• **What the task asks**
Repeat the material exactly as it appears.

***** Supplied material *****

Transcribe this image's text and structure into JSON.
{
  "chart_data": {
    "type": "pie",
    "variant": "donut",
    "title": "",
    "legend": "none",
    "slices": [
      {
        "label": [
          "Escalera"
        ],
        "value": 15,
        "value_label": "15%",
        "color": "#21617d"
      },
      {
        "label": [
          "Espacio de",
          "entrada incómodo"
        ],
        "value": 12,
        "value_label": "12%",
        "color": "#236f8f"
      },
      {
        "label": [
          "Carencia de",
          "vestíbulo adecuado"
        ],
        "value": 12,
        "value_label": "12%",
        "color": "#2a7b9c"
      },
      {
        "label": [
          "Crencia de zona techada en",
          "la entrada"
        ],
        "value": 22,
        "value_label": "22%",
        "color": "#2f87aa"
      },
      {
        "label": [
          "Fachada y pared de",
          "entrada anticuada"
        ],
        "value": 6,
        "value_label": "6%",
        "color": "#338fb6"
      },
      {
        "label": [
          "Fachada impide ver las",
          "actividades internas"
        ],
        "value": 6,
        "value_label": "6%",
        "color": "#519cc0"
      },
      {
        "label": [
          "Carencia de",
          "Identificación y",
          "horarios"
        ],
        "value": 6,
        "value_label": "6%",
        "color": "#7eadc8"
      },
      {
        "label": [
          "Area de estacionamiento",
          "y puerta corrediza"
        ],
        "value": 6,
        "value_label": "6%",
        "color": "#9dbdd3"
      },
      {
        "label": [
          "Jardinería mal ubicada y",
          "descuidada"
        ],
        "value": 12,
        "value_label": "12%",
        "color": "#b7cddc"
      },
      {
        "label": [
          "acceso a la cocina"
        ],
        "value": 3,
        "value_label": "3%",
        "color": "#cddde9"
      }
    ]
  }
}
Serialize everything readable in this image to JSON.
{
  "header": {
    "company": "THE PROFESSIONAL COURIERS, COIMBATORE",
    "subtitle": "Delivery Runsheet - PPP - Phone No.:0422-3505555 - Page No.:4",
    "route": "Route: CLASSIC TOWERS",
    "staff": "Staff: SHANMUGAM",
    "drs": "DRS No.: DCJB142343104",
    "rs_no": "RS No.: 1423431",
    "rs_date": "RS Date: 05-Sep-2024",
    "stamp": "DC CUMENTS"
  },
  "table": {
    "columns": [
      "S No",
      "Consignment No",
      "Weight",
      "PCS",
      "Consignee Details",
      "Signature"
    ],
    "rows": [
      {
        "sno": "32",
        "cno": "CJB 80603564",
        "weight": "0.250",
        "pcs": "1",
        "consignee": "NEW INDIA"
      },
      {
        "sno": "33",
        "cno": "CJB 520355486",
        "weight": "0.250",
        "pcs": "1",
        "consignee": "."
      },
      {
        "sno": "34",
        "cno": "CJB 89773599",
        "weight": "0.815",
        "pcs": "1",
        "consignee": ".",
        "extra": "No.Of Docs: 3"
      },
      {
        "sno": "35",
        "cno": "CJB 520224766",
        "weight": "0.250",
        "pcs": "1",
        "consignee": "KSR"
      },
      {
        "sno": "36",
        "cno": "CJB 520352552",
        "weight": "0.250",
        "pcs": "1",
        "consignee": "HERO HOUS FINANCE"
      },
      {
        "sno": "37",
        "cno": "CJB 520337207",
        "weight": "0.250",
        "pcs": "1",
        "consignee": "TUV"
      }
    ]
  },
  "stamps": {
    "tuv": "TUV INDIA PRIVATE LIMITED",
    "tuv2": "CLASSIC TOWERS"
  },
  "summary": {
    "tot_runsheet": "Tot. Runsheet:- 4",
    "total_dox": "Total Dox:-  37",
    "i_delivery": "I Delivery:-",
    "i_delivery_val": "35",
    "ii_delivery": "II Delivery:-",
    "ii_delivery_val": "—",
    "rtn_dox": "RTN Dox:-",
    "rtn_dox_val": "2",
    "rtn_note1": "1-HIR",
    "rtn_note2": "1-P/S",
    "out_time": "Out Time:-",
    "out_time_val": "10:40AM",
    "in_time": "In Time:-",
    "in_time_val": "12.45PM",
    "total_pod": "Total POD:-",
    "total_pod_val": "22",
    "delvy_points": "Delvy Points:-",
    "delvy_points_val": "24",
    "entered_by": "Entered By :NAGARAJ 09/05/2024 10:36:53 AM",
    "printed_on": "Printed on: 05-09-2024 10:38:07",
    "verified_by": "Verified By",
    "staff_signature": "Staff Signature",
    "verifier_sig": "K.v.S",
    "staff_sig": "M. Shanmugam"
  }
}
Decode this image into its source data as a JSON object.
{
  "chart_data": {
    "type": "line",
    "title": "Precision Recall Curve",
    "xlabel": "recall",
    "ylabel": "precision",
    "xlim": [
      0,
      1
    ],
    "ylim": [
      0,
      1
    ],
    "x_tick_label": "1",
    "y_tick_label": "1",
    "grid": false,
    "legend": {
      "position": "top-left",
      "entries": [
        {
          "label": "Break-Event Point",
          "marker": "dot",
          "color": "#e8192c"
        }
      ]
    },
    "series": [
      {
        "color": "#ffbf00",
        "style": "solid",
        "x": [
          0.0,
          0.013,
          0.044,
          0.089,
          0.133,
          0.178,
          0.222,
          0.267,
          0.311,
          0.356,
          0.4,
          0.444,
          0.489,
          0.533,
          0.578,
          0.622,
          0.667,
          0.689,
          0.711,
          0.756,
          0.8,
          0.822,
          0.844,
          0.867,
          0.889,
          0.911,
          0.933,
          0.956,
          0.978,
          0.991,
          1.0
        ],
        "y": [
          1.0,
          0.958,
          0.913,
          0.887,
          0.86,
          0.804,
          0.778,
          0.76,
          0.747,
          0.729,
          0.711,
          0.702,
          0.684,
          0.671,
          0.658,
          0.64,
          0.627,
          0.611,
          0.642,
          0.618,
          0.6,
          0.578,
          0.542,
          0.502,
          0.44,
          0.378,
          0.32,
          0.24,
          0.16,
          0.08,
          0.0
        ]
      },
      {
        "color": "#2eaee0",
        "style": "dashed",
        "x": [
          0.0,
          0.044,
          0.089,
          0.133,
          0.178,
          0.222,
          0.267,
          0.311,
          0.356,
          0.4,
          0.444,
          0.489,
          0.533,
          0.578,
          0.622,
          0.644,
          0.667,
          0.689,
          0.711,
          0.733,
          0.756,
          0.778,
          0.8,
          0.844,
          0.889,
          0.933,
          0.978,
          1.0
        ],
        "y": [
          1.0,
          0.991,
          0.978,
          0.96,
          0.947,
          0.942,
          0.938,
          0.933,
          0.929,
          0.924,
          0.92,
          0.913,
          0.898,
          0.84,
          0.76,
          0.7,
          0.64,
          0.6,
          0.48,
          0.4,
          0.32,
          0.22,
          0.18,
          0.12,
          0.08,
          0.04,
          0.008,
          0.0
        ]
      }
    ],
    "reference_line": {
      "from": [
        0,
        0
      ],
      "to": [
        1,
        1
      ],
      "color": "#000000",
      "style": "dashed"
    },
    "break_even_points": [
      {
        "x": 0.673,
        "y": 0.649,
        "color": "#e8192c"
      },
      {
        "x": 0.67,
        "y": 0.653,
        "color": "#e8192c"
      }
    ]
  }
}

*****

• **Output**
Transcribe this image's text and structure into JSON.
{
  "chart_data": {
    "type": "pie",
    "variant": "donut",
    "title": "",
    "legend": "none",
    "slices": [
      {
        "label": [
          "Escalera"
        ],
        "value": 15,
        "value_label": "15%",
        "color": "#21617d"
      },
      {
        "label": [
          "Espacio de",
          "entrada incómodo"
        ],
        "value": 12,
        "value_label": "12%",
        "color": "#236f8f"
      },
      {
        "label": [
          "Carencia de",
          "vestíbulo adecuado"
        ],
        "value": 12,
        "value_label": "12%",
        "color": "#2a7b9c"
      },
      {
        "label": [
          "Crencia de zona techada en",
          "la entrada"
        ],
        "value": 22,
        "value_label": "22%",
        "color": "#2f87aa"
      },
      {
        "label": [
          "Fachada y pared de",
          "entrada anticuada"
        ],
        "value": 6,
        "value_label": "6%",
        "color": "#338fb6"
      },
      {
        "label": [
          "Fachada impide ver las",
          "actividades internas"
        ],
        "value": 6,
        "value_label": "6%",
        "color": "#519cc0"
      },
      {
        "label": [
          "Carencia de",
          "Identificación y",
          "horarios"
        ],
        "value": 6,
        "value_label": "6%",
        "color": "#7eadc8"
      },
      {
        "label": [
          "Area de estacionamiento",
          "y puerta corrediza"
        ],
        "value": 6,
        "value_label": "6%",
        "color": "#9dbdd3"
      },
      {
        "label": [
          "Jardinería mal ubicada y",
          "descuidada"
        ],
        "value": 12,
        "value_label": "12%",
        "color": "#b7cddc"
      },
      {
        "label": [
          "acceso a la cocina"
        ],
        "value": 3,
        "value_label": "3%",
        "color": "#cddde9"
      }
    ]
  }
}
Serialize everything readable in this image to JSON.
{
  "header": {
    "company": "THE PROFESSIONAL COURIERS, COIMBATORE",
    "subtitle": "Delivery Runsheet - PPP - Phone No.:0422-3505555 - Page No.:4",
    "route": "Route: CLASSIC TOWERS",
    "staff": "Staff: SHANMUGAM",
    "drs": "DRS No.: DCJB142343104",
    "rs_no": "RS No.: 1423431",
    "rs_date": "RS Date: 05-Sep-2024",
    "stamp": "DC CUMENTS"
  },
  "table": {
    "columns": [
      "S No",
      "Consignment No",
      "Weight",
      "PCS",
      "Consignee Details",
      "Signature"
    ],
    "rows": [
      {
        "sno": "32",
        "cno": "CJB 80603564",
        "weight": "0.250",
        "pcs": "1",
        "consignee": "NEW INDIA"
      },
      {
        "sno": "33",
        "cno": "CJB 520355486",
        "weight": "0.250",
        "pcs": "1",
        "consignee": "."
      },
      {
        "sno": "34",
        "cno": "CJB 89773599",
        "weight": "0.815",
        "pcs": "1",
        "consignee": ".",
        "extra": "No.Of Docs: 3"
      },
      {
        "sno": "35",
        "cno": "CJB 520224766",
        "weight": "0.250",
        "pcs": "1",
        "consignee": "KSR"
      },
      {
        "sno": "36",
        "cno": "CJB 520352552",
        "weight": "0.250",
        "pcs": "1",
        "consignee": "HERO HOUS FINANCE"
      },
      {
        "sno": "37",
        "cno": "CJB 520337207",
        "weight": "0.250",
        "pcs": "1",
        "consignee": "TUV"
      }
    ]
  },
  "stamps": {
    "tuv": "TUV INDIA PRIVATE LIMITED",
    "tuv2": "CLASSIC TOWERS"
  },
  "summary": {
    "tot_runsheet": "Tot. Runsheet:- 4",
    "total_dox": "Total Dox:-  37",
    "i_delivery": "I Delivery:-",
    "i_delivery_val": "35",
    "ii_delivery": "II Delivery:-",
    "ii_delivery_val": "—",
    "rtn_dox": "RTN Dox:-",
    "rtn_dox_val": "2",
    "rtn_note1": "1-HIR",
    "rtn_note2": "1-P/S",
    "out_time": "Out Time:-",
    "out_time_val": "10:40AM",
    "in_time": "In Time:-",
    "in_time_val": "12.45PM",
    "total_pod": "Total POD:-",
    "total_pod_val": "22",
    "delvy_points": "Delvy Points:-",
    "delvy_points_val": "24",
    "entered_by": "Entered By :NAGARAJ 09/05/2024 10:36:53 AM",
    "printed_on": "Printed on: 05-09-2024 10:38:07",
    "verified_by": "Verified By",
    "staff_signature": "Staff Signature",
    "verifier_sig": "K.v.S",
    "staff_sig": "M. Shanmugam"
  }
}
Decode this image into its source data as a JSON object.
{
  "chart_data": {
    "type": "line",
    "title": "Precision Recall Curve",
    "xlabel": "recall",
    "ylabel": "precision",
    "xlim": [
      0,
      1
    ],
    "ylim": [
      0,
      1
    ],
    "x_tick_label": "1",
    "y_tick_label": "1",
    "grid": false,
    "legend": {
      "position": "top-left",
      "entries": [
        {
          "label": "Break-Event Point",
          "marker": "dot",
          "color": "#e8192c"
        }
      ]
    },
    "series": [
      {
        "color": "#ffbf00",
        "style": "solid",
        "x": [
          0.0,
          0.013,
          0.044,
          0.089,
          0.133,
          0.178,
          0.222,
          0.267,
          0.311,
          0.356,
          0.4,
          0.444,
          0.489,
          0.533,
          0.578,
          0.622,
          0.667,
          0.689,
          0.711,
          0.756,
          0.8,
          0.822,
          0.844,
          0.867,
          0.889,
          0.911,
          0.933,
          0.956,
          0.978,
          0.991,
          1.0
        ],
        "y": [
          1.0,
          0.958,
          0.913,
          0.887,
          0.86,
          0.804,
          0.778,
          0.76,
          0.747,
          0.729,
          0.711,
          0.702,
          0.684,
          0.671,
          0.658,
          0.64,
          0.627,
          0.611,
          0.642,
          0.618,
          0.6,
          0.578,
          0.542,
          0.502,
          0.44,
          0.378,
          0.32,
          0.24,
          0.16,
          0.08,
          0.0
        ]
      },
      {
        "color": "#2eaee0",
        "style": "dashed",
        "x": [
          0.0,
          0.044,
          0.089,
          0.133,
          0.178,
          0.222,
          0.267,
          0.311,
          0.356,
          0.4,
          0.444,
          0.489,
          0.533,
          0.578,
          0.622,
          0.644,
          0.667,
          0.689,
          0.711,
          0.733,
          0.756,
          0.778,
          0.8,
          0.844,
          0.889,
          0.933,
          0.978,
          1.0
        ],
        "y": [
          1.0,
          0.991,
          0.978,
          0.96,
          0.947,
          0.942,
          0.938,
          0.933,
          0.929,
          0.924,
          0.92,
          0.913,
          0.898,
          0.84,
          0.76,
          0.7,
          0.64,
          0.6,
          0.48,
          0.4,
          0.32,
          0.22,
          0.18,
          0.12,
          0.08,
          0.04,
          0.008,
          0.0
        ]
      }
    ],
    "reference_line": {
      "from": [
        0,
        0
      ],
      "to": [
        1,
        1
      ],
      "color": "#000000",
      "style": "dashed"
    },
    "break_even_points": [
      {
        "x": 0.673,
        "y": 0.649,
        "color": "#e8192c"
      },
      {
        "x": 0.67,
        "y": 0.653,
        "color": "#e8192c"
      }
    ]
  }
}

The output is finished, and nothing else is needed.